**Stated problem:** Determine the number of lines in the data that include the word "hours", and write only that number.

**Record set:**
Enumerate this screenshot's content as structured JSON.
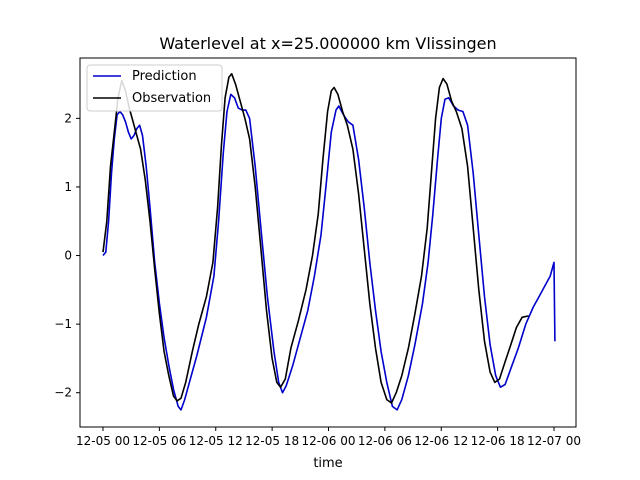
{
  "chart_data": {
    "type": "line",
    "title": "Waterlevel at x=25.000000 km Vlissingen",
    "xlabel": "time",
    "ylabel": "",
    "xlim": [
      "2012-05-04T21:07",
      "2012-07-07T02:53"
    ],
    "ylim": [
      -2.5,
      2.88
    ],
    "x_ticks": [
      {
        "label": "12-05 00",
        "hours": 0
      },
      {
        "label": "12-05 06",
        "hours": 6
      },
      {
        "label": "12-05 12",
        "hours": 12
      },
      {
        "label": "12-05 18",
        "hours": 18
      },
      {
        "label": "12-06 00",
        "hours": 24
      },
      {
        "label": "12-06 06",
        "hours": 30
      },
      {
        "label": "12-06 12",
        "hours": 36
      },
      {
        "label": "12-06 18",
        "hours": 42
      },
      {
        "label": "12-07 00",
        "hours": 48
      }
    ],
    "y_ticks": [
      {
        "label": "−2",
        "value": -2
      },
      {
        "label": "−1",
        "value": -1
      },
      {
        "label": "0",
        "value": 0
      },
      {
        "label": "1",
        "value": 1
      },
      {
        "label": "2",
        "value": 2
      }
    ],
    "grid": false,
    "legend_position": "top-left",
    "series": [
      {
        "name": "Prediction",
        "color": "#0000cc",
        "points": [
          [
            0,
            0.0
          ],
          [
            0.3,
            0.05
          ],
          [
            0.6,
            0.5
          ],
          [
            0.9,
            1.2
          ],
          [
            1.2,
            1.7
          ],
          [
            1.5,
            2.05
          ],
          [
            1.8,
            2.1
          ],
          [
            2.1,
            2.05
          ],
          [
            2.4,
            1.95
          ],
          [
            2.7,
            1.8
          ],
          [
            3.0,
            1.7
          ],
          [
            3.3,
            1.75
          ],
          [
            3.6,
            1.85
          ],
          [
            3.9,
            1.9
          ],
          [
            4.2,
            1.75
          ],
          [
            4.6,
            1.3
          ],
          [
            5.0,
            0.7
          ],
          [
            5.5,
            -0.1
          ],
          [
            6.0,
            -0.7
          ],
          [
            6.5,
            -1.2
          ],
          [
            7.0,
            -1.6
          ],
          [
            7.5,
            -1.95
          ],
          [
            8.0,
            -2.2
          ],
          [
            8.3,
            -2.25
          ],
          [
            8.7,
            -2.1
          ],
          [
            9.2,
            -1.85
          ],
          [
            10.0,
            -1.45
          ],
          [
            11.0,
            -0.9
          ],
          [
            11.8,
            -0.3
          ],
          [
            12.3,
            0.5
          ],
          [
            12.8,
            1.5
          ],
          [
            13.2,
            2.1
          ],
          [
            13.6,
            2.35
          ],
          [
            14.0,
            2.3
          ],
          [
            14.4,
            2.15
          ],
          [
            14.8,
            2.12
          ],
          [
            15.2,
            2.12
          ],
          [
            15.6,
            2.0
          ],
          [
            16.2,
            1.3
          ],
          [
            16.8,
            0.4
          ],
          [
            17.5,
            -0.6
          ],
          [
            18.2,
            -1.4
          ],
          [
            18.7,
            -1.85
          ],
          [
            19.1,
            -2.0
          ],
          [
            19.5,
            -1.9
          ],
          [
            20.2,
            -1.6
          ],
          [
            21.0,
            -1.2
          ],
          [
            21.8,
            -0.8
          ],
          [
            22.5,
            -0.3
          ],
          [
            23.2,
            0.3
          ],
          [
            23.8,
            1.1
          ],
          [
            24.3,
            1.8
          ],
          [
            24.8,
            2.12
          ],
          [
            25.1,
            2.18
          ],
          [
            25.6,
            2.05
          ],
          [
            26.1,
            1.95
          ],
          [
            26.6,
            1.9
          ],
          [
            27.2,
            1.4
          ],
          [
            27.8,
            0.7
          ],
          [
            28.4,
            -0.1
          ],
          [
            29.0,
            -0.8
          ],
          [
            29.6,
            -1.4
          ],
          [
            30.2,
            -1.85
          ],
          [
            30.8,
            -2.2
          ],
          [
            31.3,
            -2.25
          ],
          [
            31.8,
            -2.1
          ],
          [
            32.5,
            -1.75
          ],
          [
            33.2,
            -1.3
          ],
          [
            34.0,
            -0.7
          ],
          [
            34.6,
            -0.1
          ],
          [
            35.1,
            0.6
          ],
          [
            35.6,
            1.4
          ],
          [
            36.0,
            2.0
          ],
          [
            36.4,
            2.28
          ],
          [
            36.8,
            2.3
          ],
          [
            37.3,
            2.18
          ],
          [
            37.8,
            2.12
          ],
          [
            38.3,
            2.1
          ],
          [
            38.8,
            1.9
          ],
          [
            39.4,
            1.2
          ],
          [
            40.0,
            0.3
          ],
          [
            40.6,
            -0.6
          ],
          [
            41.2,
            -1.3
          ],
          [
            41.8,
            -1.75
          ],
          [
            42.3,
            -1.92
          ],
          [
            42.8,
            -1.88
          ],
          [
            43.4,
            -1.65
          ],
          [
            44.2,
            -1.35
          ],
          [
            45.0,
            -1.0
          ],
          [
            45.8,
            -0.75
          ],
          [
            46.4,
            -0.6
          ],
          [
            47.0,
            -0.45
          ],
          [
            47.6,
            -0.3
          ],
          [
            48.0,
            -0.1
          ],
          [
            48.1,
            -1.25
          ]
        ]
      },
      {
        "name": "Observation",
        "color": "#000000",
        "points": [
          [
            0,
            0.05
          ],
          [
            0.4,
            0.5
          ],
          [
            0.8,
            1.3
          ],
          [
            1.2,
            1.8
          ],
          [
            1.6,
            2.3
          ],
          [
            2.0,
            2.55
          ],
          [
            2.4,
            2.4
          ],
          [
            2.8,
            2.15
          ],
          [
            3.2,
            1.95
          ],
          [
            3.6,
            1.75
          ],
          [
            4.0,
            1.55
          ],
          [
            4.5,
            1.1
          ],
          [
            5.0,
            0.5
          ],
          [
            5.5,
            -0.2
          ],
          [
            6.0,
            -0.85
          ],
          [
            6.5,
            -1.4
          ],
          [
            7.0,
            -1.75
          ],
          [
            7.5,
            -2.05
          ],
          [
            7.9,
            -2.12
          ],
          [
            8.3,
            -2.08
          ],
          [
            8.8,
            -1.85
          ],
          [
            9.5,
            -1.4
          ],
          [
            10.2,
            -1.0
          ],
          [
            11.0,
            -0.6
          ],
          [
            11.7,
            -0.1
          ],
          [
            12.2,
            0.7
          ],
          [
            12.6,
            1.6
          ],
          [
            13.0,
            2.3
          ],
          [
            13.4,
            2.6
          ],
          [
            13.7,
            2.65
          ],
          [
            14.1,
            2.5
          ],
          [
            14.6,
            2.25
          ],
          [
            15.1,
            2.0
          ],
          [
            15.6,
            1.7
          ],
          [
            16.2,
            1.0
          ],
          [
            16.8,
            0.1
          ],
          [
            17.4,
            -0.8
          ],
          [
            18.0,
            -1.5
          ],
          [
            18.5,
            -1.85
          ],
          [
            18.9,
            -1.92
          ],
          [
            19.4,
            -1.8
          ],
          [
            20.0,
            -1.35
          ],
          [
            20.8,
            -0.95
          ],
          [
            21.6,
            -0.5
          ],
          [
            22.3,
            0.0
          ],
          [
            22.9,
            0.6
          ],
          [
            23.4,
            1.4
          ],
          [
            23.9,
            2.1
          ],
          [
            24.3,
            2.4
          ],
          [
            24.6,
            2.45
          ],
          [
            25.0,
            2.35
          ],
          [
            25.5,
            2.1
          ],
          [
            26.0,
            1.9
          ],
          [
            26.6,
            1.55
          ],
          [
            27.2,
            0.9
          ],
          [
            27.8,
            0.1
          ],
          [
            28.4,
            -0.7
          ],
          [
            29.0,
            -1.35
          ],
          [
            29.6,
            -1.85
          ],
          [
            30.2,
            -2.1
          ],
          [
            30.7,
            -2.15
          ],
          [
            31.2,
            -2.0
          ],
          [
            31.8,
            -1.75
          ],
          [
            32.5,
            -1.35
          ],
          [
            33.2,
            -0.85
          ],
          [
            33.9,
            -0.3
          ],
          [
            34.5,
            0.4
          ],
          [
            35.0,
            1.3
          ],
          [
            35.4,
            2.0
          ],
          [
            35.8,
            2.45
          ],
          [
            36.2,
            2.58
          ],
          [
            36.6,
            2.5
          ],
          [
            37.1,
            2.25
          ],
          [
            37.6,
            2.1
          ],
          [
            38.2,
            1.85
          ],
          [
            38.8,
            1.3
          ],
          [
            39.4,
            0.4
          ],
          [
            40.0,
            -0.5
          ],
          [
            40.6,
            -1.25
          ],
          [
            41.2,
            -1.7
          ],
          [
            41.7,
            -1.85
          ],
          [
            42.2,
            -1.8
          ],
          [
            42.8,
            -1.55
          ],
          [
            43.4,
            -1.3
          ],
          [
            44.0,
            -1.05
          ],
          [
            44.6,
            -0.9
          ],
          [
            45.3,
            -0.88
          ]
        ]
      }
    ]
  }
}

**Problem solution:** 9